▸ **Provided data**:
------------------------------------------------

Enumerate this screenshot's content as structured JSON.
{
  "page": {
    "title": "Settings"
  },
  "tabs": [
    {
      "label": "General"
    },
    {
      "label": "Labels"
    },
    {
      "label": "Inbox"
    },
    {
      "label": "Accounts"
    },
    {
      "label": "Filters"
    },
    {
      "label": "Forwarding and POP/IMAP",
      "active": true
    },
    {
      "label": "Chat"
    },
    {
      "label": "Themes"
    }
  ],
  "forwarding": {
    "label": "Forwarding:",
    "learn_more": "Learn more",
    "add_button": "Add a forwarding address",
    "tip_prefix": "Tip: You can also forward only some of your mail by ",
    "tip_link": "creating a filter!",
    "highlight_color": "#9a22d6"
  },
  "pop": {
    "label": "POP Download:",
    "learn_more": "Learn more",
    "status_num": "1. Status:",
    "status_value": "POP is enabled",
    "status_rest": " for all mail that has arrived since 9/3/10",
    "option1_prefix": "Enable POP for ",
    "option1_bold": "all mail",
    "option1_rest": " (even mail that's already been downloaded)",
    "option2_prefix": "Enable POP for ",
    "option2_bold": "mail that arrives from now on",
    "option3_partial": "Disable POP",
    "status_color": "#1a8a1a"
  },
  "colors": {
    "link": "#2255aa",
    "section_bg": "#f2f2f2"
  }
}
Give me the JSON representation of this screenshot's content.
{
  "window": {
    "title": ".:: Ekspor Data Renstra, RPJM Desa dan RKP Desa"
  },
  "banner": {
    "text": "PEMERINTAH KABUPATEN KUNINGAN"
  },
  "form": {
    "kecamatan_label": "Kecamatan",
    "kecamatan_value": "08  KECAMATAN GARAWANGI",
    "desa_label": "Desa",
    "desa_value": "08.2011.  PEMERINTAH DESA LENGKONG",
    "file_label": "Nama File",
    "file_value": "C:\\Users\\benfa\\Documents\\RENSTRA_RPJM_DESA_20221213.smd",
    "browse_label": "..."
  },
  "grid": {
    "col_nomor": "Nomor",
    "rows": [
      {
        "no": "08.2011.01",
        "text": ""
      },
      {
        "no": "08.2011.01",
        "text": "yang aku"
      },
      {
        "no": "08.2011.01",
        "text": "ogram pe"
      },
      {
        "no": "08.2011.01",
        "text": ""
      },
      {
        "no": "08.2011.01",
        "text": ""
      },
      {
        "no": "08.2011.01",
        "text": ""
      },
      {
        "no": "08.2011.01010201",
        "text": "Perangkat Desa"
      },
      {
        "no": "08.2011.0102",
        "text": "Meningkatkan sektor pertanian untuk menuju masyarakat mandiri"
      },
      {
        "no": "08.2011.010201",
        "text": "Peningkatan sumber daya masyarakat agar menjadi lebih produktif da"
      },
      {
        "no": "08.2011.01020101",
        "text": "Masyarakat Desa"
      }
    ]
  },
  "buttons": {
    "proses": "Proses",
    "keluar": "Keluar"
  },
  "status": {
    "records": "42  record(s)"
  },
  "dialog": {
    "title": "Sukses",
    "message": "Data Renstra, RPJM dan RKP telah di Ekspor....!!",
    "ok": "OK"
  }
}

------------------------------------------------

▸ **Task goal**: Provide only the number of lines in the records containing the string "PEMERINTAH".

▸ **Response to the exercise**: 2